_INSTRUCTIONS FOR THE TASK_. Go through the entries one line at a time, and gather every line that has the word "JSON".
— START OF INPUT MATERIAL —
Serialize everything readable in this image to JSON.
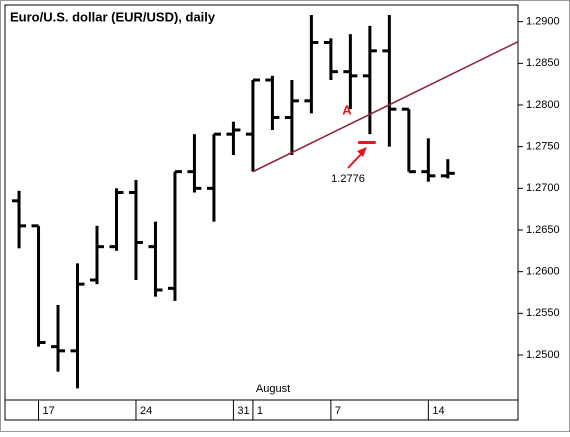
{
  "chart_data": {
    "type": "ohlc",
    "title": "Euro/U.S. dollar (EUR/USD), daily",
    "x_group_label": "August",
    "categories": [
      null,
      "17",
      null,
      null,
      null,
      null,
      "24",
      null,
      null,
      null,
      null,
      "31",
      "1",
      null,
      null,
      null,
      "7",
      null,
      null,
      null,
      null,
      "14",
      null
    ],
    "series": [
      {
        "color": "#000000",
        "open": [
          1.2685,
          1.2655,
          1.251,
          1.2505,
          1.259,
          1.263,
          1.2695,
          1.263,
          1.258,
          1.272,
          1.27,
          1.2765,
          1.2765,
          1.283,
          1.2785,
          1.2805,
          1.2875,
          1.284,
          1.2835,
          1.2865,
          1.2795,
          1.272,
          1.2715
        ],
        "high": [
          1.2697,
          1.2655,
          1.256,
          1.261,
          1.2655,
          1.27,
          1.271,
          1.266,
          1.272,
          1.2765,
          1.2765,
          1.278,
          1.283,
          1.2835,
          1.283,
          1.2908,
          1.288,
          1.2885,
          1.2895,
          1.2908,
          1.2795,
          1.276,
          1.2735
        ],
        "low": [
          1.2628,
          1.251,
          1.248,
          1.246,
          1.2585,
          1.2625,
          1.259,
          1.257,
          1.2565,
          1.2695,
          1.266,
          1.274,
          1.272,
          1.277,
          1.274,
          1.279,
          1.283,
          1.2795,
          1.2765,
          1.275,
          1.272,
          1.2708,
          1.2712
        ],
        "close": [
          1.2655,
          1.2515,
          1.2505,
          1.2585,
          1.263,
          1.2695,
          1.2635,
          1.2578,
          1.272,
          1.27,
          1.2765,
          1.277,
          1.283,
          1.2785,
          1.2805,
          1.2875,
          1.284,
          1.2835,
          1.2865,
          1.2795,
          1.272,
          1.2715,
          1.2718
        ]
      }
    ],
    "trendline": {
      "color": "#8b2232",
      "x": [
        12,
        25.6
      ],
      "y": [
        1.272,
        1.2876
      ]
    },
    "annotations": [
      {
        "text": "A",
        "color": "#e8141e"
      },
      {
        "text": "1.2776",
        "color": "#000000"
      }
    ],
    "marker": {
      "color": "#e8141e",
      "x": [
        17.4,
        18.3
      ],
      "y": [
        1.2755,
        1.2755
      ]
    },
    "xlim": [
      -0.72,
      25.6
    ],
    "ylim": [
      1.2446,
      1.292
    ],
    "yticks": [
      {
        "value": 1.25,
        "label": "1.2500"
      },
      {
        "value": 1.255,
        "label": "1.2550"
      },
      {
        "value": 1.26,
        "label": "1.2600"
      },
      {
        "value": 1.265,
        "label": "1.2650"
      },
      {
        "value": 1.27,
        "label": "1.2700"
      },
      {
        "value": 1.275,
        "label": "1.2750"
      },
      {
        "value": 1.28,
        "label": "1.2800"
      },
      {
        "value": 1.285,
        "label": "1.2850"
      },
      {
        "value": 1.29,
        "label": "1.2900"
      }
    ]
  }
}
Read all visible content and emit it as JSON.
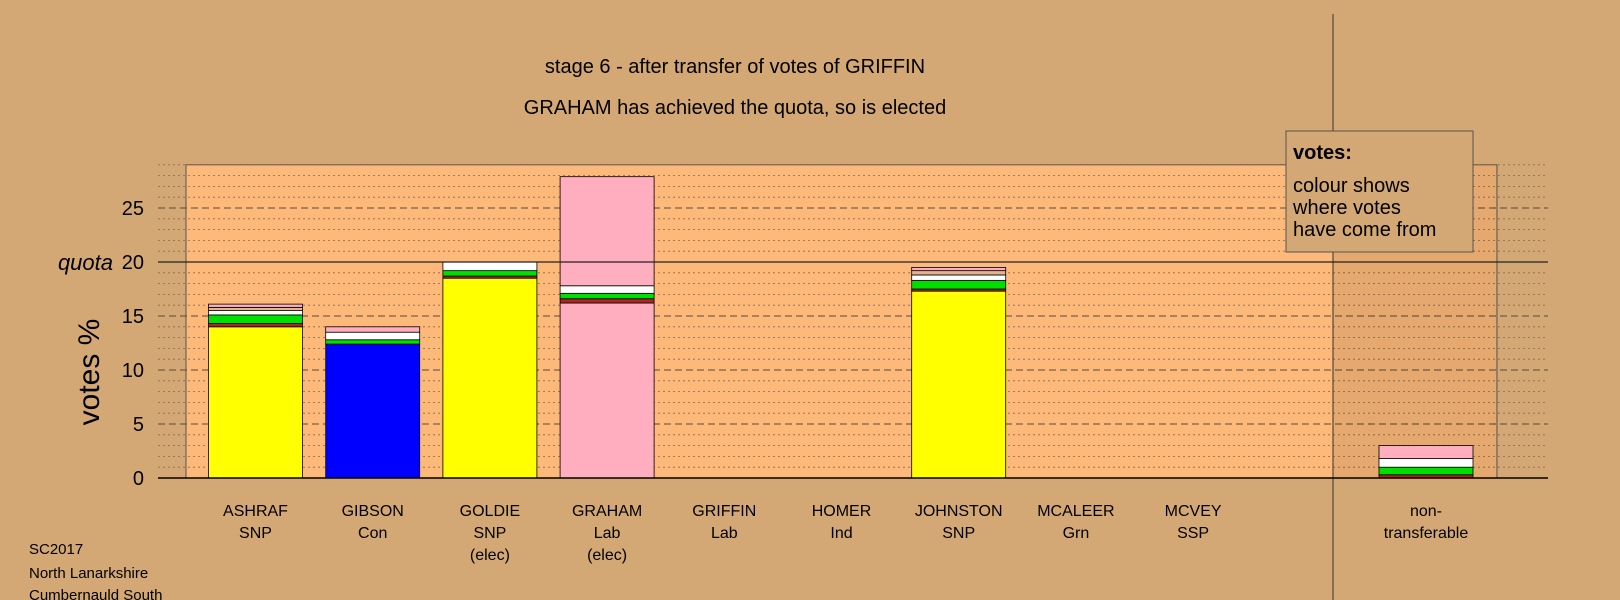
{
  "title": {
    "line1": "stage 6 - after transfer of votes of GRIFFIN",
    "line2": "GRAHAM has achieved the quota, so is elected"
  },
  "colors": {
    "page_bg": "#d4a874",
    "plot_bg": "#fcb97a",
    "SNP": "#ffff00",
    "Con": "#0000ff",
    "Lab": "#ffaec0",
    "Grn": "#00e000",
    "Ind": "#ffffff",
    "SSP": "#e2b48c",
    "LabTransfer": "#b22222",
    "nontransferable": "#ffaec0"
  },
  "legend": {
    "heading": "votes:",
    "lines": [
      "colour shows",
      "where votes",
      "have come from"
    ]
  },
  "footer": [
    "SC2017",
    "North Lanarkshire",
    "Cumbernauld South"
  ],
  "chart_data": {
    "type": "bar",
    "stacked": true,
    "ylabel": "votes %",
    "ylim": [
      0,
      29
    ],
    "yticks": [
      0,
      5,
      10,
      15,
      20,
      25
    ],
    "quota": 20,
    "quota_label": "quota",
    "grid": true,
    "legend_position": "top-right",
    "categories": [
      {
        "lines": [
          "ASHRAF",
          "SNP"
        ],
        "segments": [
          {
            "from": "SNP",
            "value": 14.0
          },
          {
            "from": "LabTransfer",
            "value": 0.3
          },
          {
            "from": "Grn",
            "value": 0.8
          },
          {
            "from": "Ind",
            "value": 0.4
          },
          {
            "from": "SSP",
            "value": 0.3
          },
          {
            "from": "Lab",
            "value": 0.3
          }
        ]
      },
      {
        "lines": [
          "GIBSON",
          "Con"
        ],
        "segments": [
          {
            "from": "Con",
            "value": 12.4
          },
          {
            "from": "Grn",
            "value": 0.4
          },
          {
            "from": "Ind",
            "value": 0.7
          },
          {
            "from": "Lab",
            "value": 0.5
          }
        ]
      },
      {
        "lines": [
          "GOLDIE",
          "SNP",
          "(elec)"
        ],
        "segments": [
          {
            "from": "SNP",
            "value": 18.5
          },
          {
            "from": "LabTransfer",
            "value": 0.2
          },
          {
            "from": "Grn",
            "value": 0.5
          },
          {
            "from": "Ind",
            "value": 0.8
          }
        ]
      },
      {
        "lines": [
          "GRAHAM",
          "Lab",
          "(elec)"
        ],
        "segments": [
          {
            "from": "Lab",
            "value": 16.2
          },
          {
            "from": "LabTransfer",
            "value": 0.4
          },
          {
            "from": "Grn",
            "value": 0.5
          },
          {
            "from": "Ind",
            "value": 0.7
          },
          {
            "from": "Lab",
            "value": 10.1
          }
        ]
      },
      {
        "lines": [
          "GRIFFIN",
          "Lab"
        ],
        "segments": []
      },
      {
        "lines": [
          "HOMER",
          "Ind"
        ],
        "segments": []
      },
      {
        "lines": [
          "JOHNSTON",
          "SNP"
        ],
        "segments": [
          {
            "from": "SNP",
            "value": 17.3
          },
          {
            "from": "LabTransfer",
            "value": 0.2
          },
          {
            "from": "Grn",
            "value": 0.8
          },
          {
            "from": "Ind",
            "value": 0.5
          },
          {
            "from": "SSP",
            "value": 0.4
          },
          {
            "from": "Lab",
            "value": 0.3
          }
        ]
      },
      {
        "lines": [
          "MCALEER",
          "Grn"
        ],
        "segments": []
      },
      {
        "lines": [
          "MCVEY",
          "SSP"
        ],
        "segments": []
      }
    ],
    "nontransferable": {
      "lines": [
        "non-",
        "transferable"
      ],
      "segments": [
        {
          "from": "LabTransfer",
          "value": 0.3
        },
        {
          "from": "Grn",
          "value": 0.7
        },
        {
          "from": "Ind",
          "value": 0.8
        },
        {
          "from": "nontransferable",
          "value": 1.2
        }
      ]
    }
  }
}
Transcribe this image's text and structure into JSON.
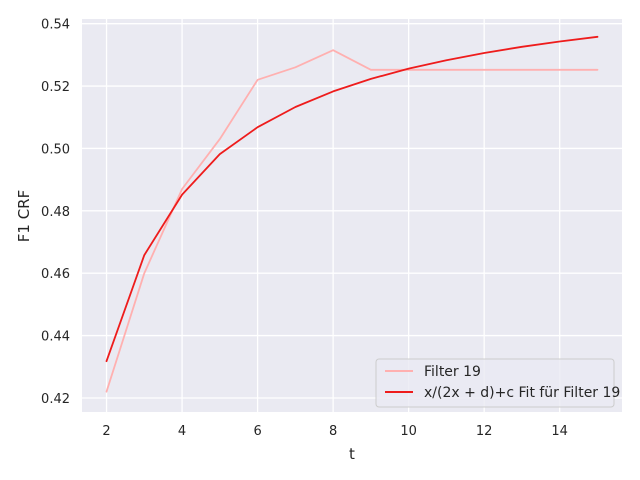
{
  "chart_data": {
    "type": "line",
    "xlabel": "t",
    "ylabel": "F1 CRF",
    "xlim": [
      1.35,
      15.65
    ],
    "ylim": [
      0.4155,
      0.5415
    ],
    "xticks": [
      2,
      4,
      6,
      8,
      10,
      12,
      14
    ],
    "yticks": [
      0.42,
      0.44,
      0.46,
      0.48,
      0.5,
      0.52,
      0.54
    ],
    "xtick_labels": [
      "2",
      "4",
      "6",
      "8",
      "10",
      "12",
      "14"
    ],
    "ytick_labels": [
      "0.42",
      "0.44",
      "0.46",
      "0.48",
      "0.50",
      "0.52",
      "0.54"
    ],
    "grid": true,
    "legend_position": "lower-right",
    "series": [
      {
        "name": "Filter 19",
        "color": "#ffb0b0",
        "x": [
          2,
          3,
          4,
          5,
          6,
          7,
          8,
          9,
          10,
          11,
          12,
          13,
          14,
          15
        ],
        "y": [
          0.422,
          0.46,
          0.487,
          0.503,
          0.522,
          0.526,
          0.5315,
          0.5252,
          0.5252,
          0.5252,
          0.5252,
          0.5252,
          0.5252,
          0.5252
        ]
      },
      {
        "name": "x/(2x + d)+c Fit für Filter 19",
        "color": "#ee1c1c",
        "x": [
          2,
          3,
          4,
          5,
          6,
          7,
          8,
          9,
          10,
          11,
          12,
          13,
          14,
          15
        ],
        "y": [
          0.4318,
          0.4658,
          0.4852,
          0.4982,
          0.5068,
          0.5133,
          0.5183,
          0.5223,
          0.5256,
          0.5283,
          0.5306,
          0.5326,
          0.5343,
          0.5358
        ]
      }
    ]
  }
}
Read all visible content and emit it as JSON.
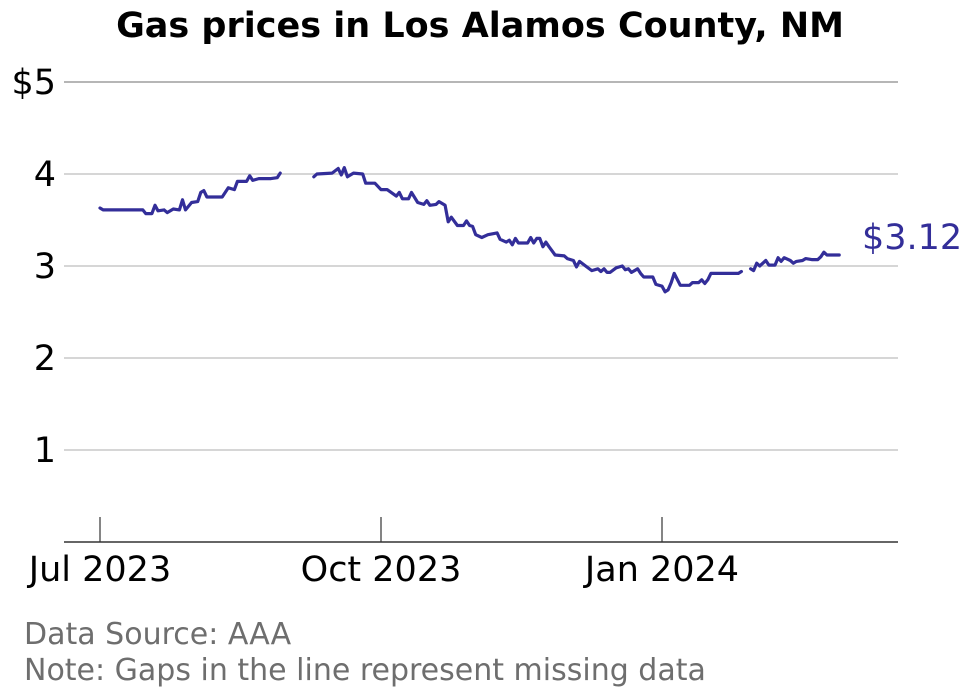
{
  "chart_data": {
    "type": "line",
    "title": "Gas prices in Los Alamos County, NM",
    "xlabel": "",
    "ylabel": "",
    "ylim": [
      0,
      5
    ],
    "xlim": [
      "2023-07-01",
      "2024-03-17"
    ],
    "y_ticks": [
      {
        "value": 1,
        "label": "1"
      },
      {
        "value": 2,
        "label": "2"
      },
      {
        "value": 3,
        "label": "3"
      },
      {
        "value": 4,
        "label": "4"
      },
      {
        "value": 5,
        "label": "$5"
      }
    ],
    "x_ticks": [
      {
        "date": "2023-07-01",
        "label": "Jul 2023"
      },
      {
        "date": "2023-10-01",
        "label": "Oct 2023"
      },
      {
        "date": "2024-01-01",
        "label": "Jan 2024"
      }
    ],
    "grid": true,
    "line_color": "#332e99",
    "end_label": "$3.12",
    "series": [
      {
        "segments": [
          [
            [
              "2023-07-01",
              3.63
            ],
            [
              "2023-07-02",
              3.61
            ],
            [
              "2023-07-07",
              3.61
            ],
            [
              "2023-07-12",
              3.61
            ],
            [
              "2023-07-15",
              3.61
            ],
            [
              "2023-07-16",
              3.57
            ],
            [
              "2023-07-18",
              3.57
            ],
            [
              "2023-07-19",
              3.66
            ],
            [
              "2023-07-20",
              3.6
            ],
            [
              "2023-07-22",
              3.61
            ],
            [
              "2023-07-23",
              3.58
            ],
            [
              "2023-07-25",
              3.62
            ],
            [
              "2023-07-27",
              3.61
            ],
            [
              "2023-07-28",
              3.72
            ],
            [
              "2023-07-29",
              3.61
            ],
            [
              "2023-07-31",
              3.69
            ],
            [
              "2023-08-02",
              3.7
            ],
            [
              "2023-08-03",
              3.8
            ],
            [
              "2023-08-04",
              3.82
            ],
            [
              "2023-08-05",
              3.75
            ],
            [
              "2023-08-10",
              3.75
            ],
            [
              "2023-08-12",
              3.85
            ],
            [
              "2023-08-14",
              3.83
            ],
            [
              "2023-08-15",
              3.92
            ],
            [
              "2023-08-18",
              3.92
            ],
            [
              "2023-08-19",
              3.98
            ],
            [
              "2023-08-20",
              3.93
            ],
            [
              "2023-08-22",
              3.95
            ],
            [
              "2023-08-26",
              3.95
            ],
            [
              "2023-08-28",
              3.96
            ],
            [
              "2023-08-29",
              4.01
            ]
          ],
          [
            [
              "2023-09-09",
              3.97
            ],
            [
              "2023-09-10",
              4.0
            ],
            [
              "2023-09-15",
              4.01
            ],
            [
              "2023-09-17",
              4.06
            ],
            [
              "2023-09-18",
              3.99
            ],
            [
              "2023-09-19",
              4.07
            ],
            [
              "2023-09-20",
              3.97
            ],
            [
              "2023-09-22",
              4.01
            ],
            [
              "2023-09-25",
              4.0
            ],
            [
              "2023-09-26",
              3.9
            ],
            [
              "2023-09-29",
              3.9
            ],
            [
              "2023-10-01",
              3.83
            ],
            [
              "2023-10-03",
              3.83
            ],
            [
              "2023-10-06",
              3.76
            ],
            [
              "2023-10-07",
              3.8
            ],
            [
              "2023-10-08",
              3.73
            ],
            [
              "2023-10-10",
              3.73
            ],
            [
              "2023-10-11",
              3.8
            ],
            [
              "2023-10-13",
              3.69
            ],
            [
              "2023-10-15",
              3.67
            ],
            [
              "2023-10-16",
              3.71
            ],
            [
              "2023-10-17",
              3.66
            ],
            [
              "2023-10-19",
              3.67
            ],
            [
              "2023-10-20",
              3.7
            ],
            [
              "2023-10-22",
              3.66
            ],
            [
              "2023-10-23",
              3.48
            ],
            [
              "2023-10-24",
              3.53
            ],
            [
              "2023-10-26",
              3.44
            ],
            [
              "2023-10-28",
              3.44
            ],
            [
              "2023-10-29",
              3.49
            ],
            [
              "2023-10-30",
              3.44
            ],
            [
              "2023-10-31",
              3.43
            ],
            [
              "2023-11-01",
              3.34
            ],
            [
              "2023-11-03",
              3.31
            ],
            [
              "2023-11-05",
              3.34
            ],
            [
              "2023-11-08",
              3.36
            ],
            [
              "2023-11-09",
              3.29
            ],
            [
              "2023-11-11",
              3.26
            ],
            [
              "2023-11-12",
              3.28
            ],
            [
              "2023-11-13",
              3.23
            ],
            [
              "2023-11-14",
              3.3
            ],
            [
              "2023-11-15",
              3.25
            ],
            [
              "2023-11-18",
              3.25
            ],
            [
              "2023-11-19",
              3.31
            ],
            [
              "2023-11-20",
              3.25
            ],
            [
              "2023-11-21",
              3.3
            ],
            [
              "2023-11-22",
              3.3
            ],
            [
              "2023-11-23",
              3.21
            ],
            [
              "2023-11-24",
              3.26
            ],
            [
              "2023-11-25",
              3.21
            ],
            [
              "2023-11-27",
              3.12
            ],
            [
              "2023-11-30",
              3.11
            ],
            [
              "2023-12-01",
              3.08
            ],
            [
              "2023-12-03",
              3.06
            ],
            [
              "2023-12-04",
              2.99
            ],
            [
              "2023-12-05",
              3.05
            ],
            [
              "2023-12-07",
              3.0
            ],
            [
              "2023-12-09",
              2.95
            ],
            [
              "2023-12-11",
              2.97
            ],
            [
              "2023-12-12",
              2.94
            ],
            [
              "2023-12-13",
              2.97
            ],
            [
              "2023-12-14",
              2.93
            ],
            [
              "2023-12-15",
              2.93
            ],
            [
              "2023-12-17",
              2.98
            ],
            [
              "2023-12-19",
              3.0
            ],
            [
              "2023-12-20",
              2.96
            ],
            [
              "2023-12-21",
              2.97
            ],
            [
              "2023-12-22",
              2.93
            ],
            [
              "2023-12-24",
              2.97
            ],
            [
              "2023-12-25",
              2.92
            ],
            [
              "2023-12-26",
              2.88
            ],
            [
              "2023-12-29",
              2.88
            ],
            [
              "2023-12-30",
              2.8
            ],
            [
              "2024-01-01",
              2.78
            ],
            [
              "2024-01-02",
              2.72
            ],
            [
              "2024-01-03",
              2.74
            ],
            [
              "2024-01-04",
              2.82
            ],
            [
              "2024-01-05",
              2.92
            ],
            [
              "2024-01-07",
              2.79
            ],
            [
              "2024-01-09",
              2.79
            ],
            [
              "2024-01-10",
              2.79
            ],
            [
              "2024-01-11",
              2.82
            ],
            [
              "2024-01-13",
              2.82
            ],
            [
              "2024-01-14",
              2.85
            ],
            [
              "2024-01-15",
              2.81
            ],
            [
              "2024-01-16",
              2.85
            ],
            [
              "2024-01-17",
              2.92
            ],
            [
              "2024-01-20",
              2.92
            ],
            [
              "2024-01-26",
              2.92
            ],
            [
              "2024-01-27",
              2.94
            ]
          ],
          [
            [
              "2024-01-30",
              2.97
            ],
            [
              "2024-01-31",
              2.95
            ],
            [
              "2024-02-01",
              3.03
            ],
            [
              "2024-02-02",
              3.0
            ],
            [
              "2024-02-04",
              3.06
            ],
            [
              "2024-02-05",
              3.01
            ],
            [
              "2024-02-07",
              3.01
            ],
            [
              "2024-02-08",
              3.09
            ],
            [
              "2024-02-09",
              3.05
            ],
            [
              "2024-02-10",
              3.09
            ],
            [
              "2024-02-12",
              3.06
            ],
            [
              "2024-02-13",
              3.03
            ],
            [
              "2024-02-14",
              3.05
            ],
            [
              "2024-02-16",
              3.06
            ],
            [
              "2024-02-17",
              3.08
            ],
            [
              "2024-02-19",
              3.07
            ],
            [
              "2024-02-21",
              3.07
            ],
            [
              "2024-02-22",
              3.1
            ],
            [
              "2024-02-23",
              3.15
            ],
            [
              "2024-02-24",
              3.12
            ],
            [
              "2024-02-28",
              3.12
            ]
          ]
        ]
      }
    ]
  },
  "footer": {
    "source": "Data Source: AAA",
    "note": "Note: Gaps in the line represent missing data"
  }
}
— END OF INPUT MATERIAL —
_TASK RESULT_.
Serialize everything readable in this image to JSON.
Read all visible content and emit it as JSON.
Transcribe this image's text and structure into JSON.
Read all visible content and emit it as JSON.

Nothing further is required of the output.